## Start

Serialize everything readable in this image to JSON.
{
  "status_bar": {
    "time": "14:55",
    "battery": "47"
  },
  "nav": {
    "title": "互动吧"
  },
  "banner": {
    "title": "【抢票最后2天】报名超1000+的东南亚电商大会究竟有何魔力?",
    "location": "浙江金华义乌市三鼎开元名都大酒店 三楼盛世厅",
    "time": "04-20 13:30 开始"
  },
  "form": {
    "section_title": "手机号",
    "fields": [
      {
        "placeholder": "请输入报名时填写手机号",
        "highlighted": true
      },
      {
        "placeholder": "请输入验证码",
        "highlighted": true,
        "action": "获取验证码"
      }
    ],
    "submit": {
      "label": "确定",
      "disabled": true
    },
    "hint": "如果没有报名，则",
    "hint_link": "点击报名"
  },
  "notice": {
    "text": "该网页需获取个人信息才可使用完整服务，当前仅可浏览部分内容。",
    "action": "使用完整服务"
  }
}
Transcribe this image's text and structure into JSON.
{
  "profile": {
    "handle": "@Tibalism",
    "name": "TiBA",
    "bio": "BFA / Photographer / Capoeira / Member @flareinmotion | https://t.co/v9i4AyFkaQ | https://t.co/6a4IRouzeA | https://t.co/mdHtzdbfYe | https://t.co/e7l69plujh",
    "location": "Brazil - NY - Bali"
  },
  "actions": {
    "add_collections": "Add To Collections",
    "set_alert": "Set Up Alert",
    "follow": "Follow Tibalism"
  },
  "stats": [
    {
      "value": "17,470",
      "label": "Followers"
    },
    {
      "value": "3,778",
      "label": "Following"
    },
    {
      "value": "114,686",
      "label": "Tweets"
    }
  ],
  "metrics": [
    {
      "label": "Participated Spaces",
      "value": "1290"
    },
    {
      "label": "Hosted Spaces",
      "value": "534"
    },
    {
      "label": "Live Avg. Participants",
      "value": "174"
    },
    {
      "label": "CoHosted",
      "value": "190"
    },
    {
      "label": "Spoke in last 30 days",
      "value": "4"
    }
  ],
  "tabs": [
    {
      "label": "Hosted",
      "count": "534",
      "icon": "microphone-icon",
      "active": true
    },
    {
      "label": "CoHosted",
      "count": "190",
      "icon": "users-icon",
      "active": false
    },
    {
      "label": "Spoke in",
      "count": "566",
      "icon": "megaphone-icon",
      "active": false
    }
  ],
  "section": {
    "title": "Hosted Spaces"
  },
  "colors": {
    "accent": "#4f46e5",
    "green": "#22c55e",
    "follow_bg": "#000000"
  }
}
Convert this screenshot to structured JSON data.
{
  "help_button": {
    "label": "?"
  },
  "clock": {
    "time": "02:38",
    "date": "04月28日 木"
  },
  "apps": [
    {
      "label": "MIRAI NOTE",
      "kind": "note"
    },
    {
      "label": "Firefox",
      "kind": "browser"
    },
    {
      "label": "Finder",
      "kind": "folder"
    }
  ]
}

## End

TASK GOAL: Beginning at the line that contains "Transcribe this image's", retype each line of the listing up to and including the last one, exactly as it stands, and nothing else.

RESULT FOR THIS EXERCISE:
Transcribe this image's text and structure into JSON.
{
  "profile": {
    "handle": "@Tibalism",
    "name": "TiBA",
    "bio": "BFA / Photographer / Capoeira / Member @flareinmotion | https://t.co/v9i4AyFkaQ | https://t.co/6a4IRouzeA | https://t.co/mdHtzdbfYe | https://t.co/e7l69plujh",
    "location": "Brazil - NY - Bali"
  },
  "actions": {
    "add_collections": "Add To Collections",
    "set_alert": "Set Up Alert",
    "follow": "Follow Tibalism"
  },
  "stats": [
    {
      "value": "17,470",
      "label": "Followers"
    },
    {
      "value": "3,778",
      "label": "Following"
    },
    {
      "value": "114,686",
      "label": "Tweets"
    }
  ],
  "metrics": [
    {
      "label": "Participated Spaces",
      "value": "1290"
    },
    {
      "label": "Hosted Spaces",
      "value": "534"
    },
    {
      "label": "Live Avg. Participants",
      "value": "174"
    },
    {
      "label": "CoHosted",
      "value": "190"
    },
    {
      "label": "Spoke in last 30 days",
      "value": "4"
    }
  ],
  "tabs": [
    {
      "label": "Hosted",
      "count": "534",
      "icon": "microphone-icon",
      "active": true
    },
    {
      "label": "CoHosted",
      "count": "190",
      "icon": "users-icon",
      "active": false
    },
    {
      "label": "Spoke in",
      "count": "566",
      "icon": "megaphone-icon",
      "active": false
    }
  ],
  "section": {
    "title": "Hosted Spaces"
  },
  "colors": {
    "accent": "#4f46e5",
    "green": "#22c55e",
    "follow_bg": "#000000"
  }
}
Convert this screenshot to structured JSON data.
{
  "help_button": {
    "label": "?"
  },
  "clock": {
    "time": "02:38",
    "date": "04月28日 木"
  },
  "apps": [
    {
      "label": "MIRAI NOTE",
      "kind": "note"
    },
    {
      "label": "Firefox",
      "kind": "browser"
    },
    {
      "label": "Finder",
      "kind": "folder"
    }
  ]
}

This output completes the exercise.